* Trecho citado *
Notas do Pinheiro

Jornalismo Analítico

quarta-feira, outubro 20, 2010

O desespero, a esperança e a redenção na operação Fênix

DIANTE de um grande espetáculo multimídia de competência tecnológica, foram salvos os 33 mineiros que passaram 70 dias soterrados na Mina San José, no deserto chileno de Atacama. A solidariedade mobilizou recursos humanos e materiais, além da atenção de centenas de milhões de pessoas de todo o mundo que acompanharam pela TV a cobertura ao vivo da operação de resgate. A tecnologia, com um grau de sofisticação inédito em eventos dessa natureza, ofereceu as ferramentas necessárias ao completo êxito de um bem planejado empreendimento.


A ODISSÉIA dramática dos 33 mineiros chilenos, que prendeu a atenção universal por seu pungente roteiro de desespero, esperança e redenção, deixa muitas lições que, é de esperar, hão de ser aprendidas. Talvez a mais importante: a vida, valor supremo, exige que não se poupem esforços para sua preservação. Parece óbvio, mas exatamente por isso, especialmente no momento em que se comemora com justificável euforia o êxito do resgate, é importante lembrar que os mineiros passaram mais de duas semanas soterrados sem contato algum com o mundo exterior, alimentando-se com frugais duas colheres de atum e meio copo de leite em pó diários, numa situação desesperadora diante da qual o governo chileno já ensaiava entregar os pontos. Não é difícil imaginar o estado de ânimo desses 33 homens que durante 17 dias não tiveram nenhuma razão objetiva para acreditar que sobreviveriam ao desastre, restando-lhes nada mais do que fé e esperança. E o mesmo se pode dizer dos pais, mães, esposas, filhos, amigos que, impotentes, viveram por tantos e intermináveis dias a terrível angústia da espera.

[Entradas de um conjunto de dados]
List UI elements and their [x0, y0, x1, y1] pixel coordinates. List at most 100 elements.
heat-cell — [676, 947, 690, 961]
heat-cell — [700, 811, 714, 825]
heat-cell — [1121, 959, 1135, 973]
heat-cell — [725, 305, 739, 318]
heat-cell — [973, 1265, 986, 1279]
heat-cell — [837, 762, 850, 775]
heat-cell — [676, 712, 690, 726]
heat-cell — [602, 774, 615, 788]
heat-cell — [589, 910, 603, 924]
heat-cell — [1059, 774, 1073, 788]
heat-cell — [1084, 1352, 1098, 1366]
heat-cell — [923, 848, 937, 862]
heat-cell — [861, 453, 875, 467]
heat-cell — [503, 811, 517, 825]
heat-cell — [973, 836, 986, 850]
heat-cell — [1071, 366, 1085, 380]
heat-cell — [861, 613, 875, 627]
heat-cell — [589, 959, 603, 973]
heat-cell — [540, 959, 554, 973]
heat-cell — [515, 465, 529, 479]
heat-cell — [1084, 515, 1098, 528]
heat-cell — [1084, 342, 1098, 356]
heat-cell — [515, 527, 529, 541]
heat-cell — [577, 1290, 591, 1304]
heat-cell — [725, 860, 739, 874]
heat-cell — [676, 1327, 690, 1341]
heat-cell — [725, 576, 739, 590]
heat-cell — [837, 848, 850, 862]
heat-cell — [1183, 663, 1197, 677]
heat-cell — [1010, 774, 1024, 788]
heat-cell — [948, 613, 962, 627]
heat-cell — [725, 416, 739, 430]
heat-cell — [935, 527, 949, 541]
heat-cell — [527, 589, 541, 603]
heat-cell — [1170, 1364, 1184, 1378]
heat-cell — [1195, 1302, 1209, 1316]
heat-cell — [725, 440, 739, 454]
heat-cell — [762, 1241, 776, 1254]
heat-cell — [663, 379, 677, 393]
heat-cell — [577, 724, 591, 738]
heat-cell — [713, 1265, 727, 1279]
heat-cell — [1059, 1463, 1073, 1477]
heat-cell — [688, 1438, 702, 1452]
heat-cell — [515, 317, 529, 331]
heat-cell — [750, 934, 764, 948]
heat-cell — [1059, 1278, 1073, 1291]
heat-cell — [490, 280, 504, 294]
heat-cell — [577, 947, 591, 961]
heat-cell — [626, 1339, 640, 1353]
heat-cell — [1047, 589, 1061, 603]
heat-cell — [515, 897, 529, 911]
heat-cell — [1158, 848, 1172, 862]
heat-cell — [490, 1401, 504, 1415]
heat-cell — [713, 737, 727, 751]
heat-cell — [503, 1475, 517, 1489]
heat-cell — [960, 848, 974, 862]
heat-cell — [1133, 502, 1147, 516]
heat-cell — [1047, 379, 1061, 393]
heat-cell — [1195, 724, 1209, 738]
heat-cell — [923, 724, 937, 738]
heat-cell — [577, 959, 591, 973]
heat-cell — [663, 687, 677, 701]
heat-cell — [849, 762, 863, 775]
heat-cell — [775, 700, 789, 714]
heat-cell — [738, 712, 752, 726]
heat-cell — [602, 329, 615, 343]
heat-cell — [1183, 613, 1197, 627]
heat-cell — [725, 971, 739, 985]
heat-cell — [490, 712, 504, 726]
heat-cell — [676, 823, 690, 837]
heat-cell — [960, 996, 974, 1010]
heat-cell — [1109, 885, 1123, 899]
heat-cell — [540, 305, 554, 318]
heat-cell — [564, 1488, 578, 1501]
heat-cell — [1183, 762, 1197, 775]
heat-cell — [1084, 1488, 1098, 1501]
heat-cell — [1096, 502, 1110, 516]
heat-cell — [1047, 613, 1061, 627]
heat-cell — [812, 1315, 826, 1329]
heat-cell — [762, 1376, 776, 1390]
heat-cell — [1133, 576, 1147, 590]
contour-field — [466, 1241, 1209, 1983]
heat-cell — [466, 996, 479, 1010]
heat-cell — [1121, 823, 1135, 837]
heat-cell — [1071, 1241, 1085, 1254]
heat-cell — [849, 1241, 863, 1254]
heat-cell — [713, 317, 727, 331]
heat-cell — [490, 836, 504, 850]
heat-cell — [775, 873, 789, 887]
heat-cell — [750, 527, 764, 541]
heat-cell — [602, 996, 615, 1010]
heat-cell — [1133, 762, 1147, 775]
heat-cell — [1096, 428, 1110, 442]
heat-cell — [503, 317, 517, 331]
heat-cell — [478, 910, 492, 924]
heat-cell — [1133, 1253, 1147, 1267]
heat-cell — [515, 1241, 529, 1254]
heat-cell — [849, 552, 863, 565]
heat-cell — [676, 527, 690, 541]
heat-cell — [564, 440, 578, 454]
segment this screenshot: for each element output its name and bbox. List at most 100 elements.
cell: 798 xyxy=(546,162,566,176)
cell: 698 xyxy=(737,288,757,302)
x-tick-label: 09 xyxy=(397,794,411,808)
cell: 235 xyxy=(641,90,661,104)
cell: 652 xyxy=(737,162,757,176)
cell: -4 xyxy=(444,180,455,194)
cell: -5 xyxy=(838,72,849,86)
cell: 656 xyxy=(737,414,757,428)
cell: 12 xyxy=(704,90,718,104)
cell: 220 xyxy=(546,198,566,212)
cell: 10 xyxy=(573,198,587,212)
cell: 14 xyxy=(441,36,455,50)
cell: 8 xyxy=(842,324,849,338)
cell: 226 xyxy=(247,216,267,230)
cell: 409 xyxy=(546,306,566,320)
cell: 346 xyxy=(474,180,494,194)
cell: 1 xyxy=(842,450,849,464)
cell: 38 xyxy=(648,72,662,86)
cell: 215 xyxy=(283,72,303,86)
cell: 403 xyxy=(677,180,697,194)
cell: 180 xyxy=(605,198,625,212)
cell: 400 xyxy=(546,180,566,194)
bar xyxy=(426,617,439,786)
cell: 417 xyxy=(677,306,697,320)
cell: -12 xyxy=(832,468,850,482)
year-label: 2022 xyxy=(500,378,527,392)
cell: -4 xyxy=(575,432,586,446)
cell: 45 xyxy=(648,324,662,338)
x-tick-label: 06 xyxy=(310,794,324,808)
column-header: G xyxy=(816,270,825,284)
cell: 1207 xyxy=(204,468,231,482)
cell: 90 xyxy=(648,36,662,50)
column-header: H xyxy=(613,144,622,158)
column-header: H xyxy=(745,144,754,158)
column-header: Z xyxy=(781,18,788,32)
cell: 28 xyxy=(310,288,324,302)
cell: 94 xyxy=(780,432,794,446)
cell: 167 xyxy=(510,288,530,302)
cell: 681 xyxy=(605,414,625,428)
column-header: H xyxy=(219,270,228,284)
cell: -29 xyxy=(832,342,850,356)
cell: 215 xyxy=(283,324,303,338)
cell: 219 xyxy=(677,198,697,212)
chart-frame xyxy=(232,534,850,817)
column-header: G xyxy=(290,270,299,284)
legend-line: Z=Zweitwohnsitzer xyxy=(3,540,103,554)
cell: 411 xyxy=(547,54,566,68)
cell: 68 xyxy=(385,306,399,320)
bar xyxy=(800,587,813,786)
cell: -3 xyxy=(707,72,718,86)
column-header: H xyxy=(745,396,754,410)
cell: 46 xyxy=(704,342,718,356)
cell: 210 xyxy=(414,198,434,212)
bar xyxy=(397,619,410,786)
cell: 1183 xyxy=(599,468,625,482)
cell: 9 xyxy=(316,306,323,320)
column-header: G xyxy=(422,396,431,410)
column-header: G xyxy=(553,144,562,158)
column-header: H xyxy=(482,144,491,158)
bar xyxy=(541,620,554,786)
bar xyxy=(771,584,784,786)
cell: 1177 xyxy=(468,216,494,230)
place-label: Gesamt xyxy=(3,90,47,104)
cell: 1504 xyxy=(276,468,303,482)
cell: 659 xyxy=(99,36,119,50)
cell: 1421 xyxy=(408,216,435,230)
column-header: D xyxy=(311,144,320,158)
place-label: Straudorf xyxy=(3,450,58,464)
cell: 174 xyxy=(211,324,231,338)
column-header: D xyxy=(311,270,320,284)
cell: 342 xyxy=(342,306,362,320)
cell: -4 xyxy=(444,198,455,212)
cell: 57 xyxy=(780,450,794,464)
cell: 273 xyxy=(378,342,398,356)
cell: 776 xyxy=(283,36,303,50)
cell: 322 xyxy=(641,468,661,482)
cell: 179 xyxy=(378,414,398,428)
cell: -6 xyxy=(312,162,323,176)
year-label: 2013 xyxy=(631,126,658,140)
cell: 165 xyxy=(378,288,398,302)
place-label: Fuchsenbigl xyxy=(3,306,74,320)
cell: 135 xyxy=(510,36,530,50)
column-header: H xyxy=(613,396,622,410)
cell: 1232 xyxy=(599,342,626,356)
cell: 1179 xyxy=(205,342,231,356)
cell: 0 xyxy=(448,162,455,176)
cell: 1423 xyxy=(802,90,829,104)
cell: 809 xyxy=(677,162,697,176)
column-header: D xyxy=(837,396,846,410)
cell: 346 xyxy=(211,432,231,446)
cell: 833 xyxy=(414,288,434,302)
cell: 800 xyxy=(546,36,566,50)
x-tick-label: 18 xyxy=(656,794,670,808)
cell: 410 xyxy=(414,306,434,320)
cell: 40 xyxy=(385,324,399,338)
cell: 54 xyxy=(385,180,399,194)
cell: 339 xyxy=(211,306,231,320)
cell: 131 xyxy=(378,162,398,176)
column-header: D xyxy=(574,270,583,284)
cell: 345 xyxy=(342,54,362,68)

* O que se pede *
A) Responda com base no texto sobre o resgate dos mineiros chilenos:
(i) Por quantos dias os 33 mineiros ficaram soterrados?
(ii) Em que mina e em que deserto ocorreu o soterramento?
(iii) Qual era a alimentação diária dos mineiros no período sem contato com o mundo exterior?
B) Retome o texto sobre o resgate dos mineiros chilenos logo após a última frase e escreva mais um parágrafo no mesmo tom.
Os registros não têm nenhum papel nesta atividade.

* Respostas por tarefa *
A)
(i) Ficaram soterrados por 70 dias.
(ii) Na Mina San José, no deserto chileno de Atacama.
(iii) Duas colheres de atum e meio copo de leite em pó por dia.

B)
PORÉM, a fase do desespero foi finalmente substituída pela da esperança quando uma das muitas sondas que tentavam contato com o refúgio onde os trabalhadores se encontravam, a uma profundidade de quase 700 metros, recolheu de volta a mensagem manuscrita com tinta vermelha: "Estamos bien en el refugio los 33". Era Domingo, 22 de Agosto último, e o próprio presidente da República do Chile, recentemente empossado, Sebastián Piñera, aliviado, transmitiu ao mundo a alvissareira notícia.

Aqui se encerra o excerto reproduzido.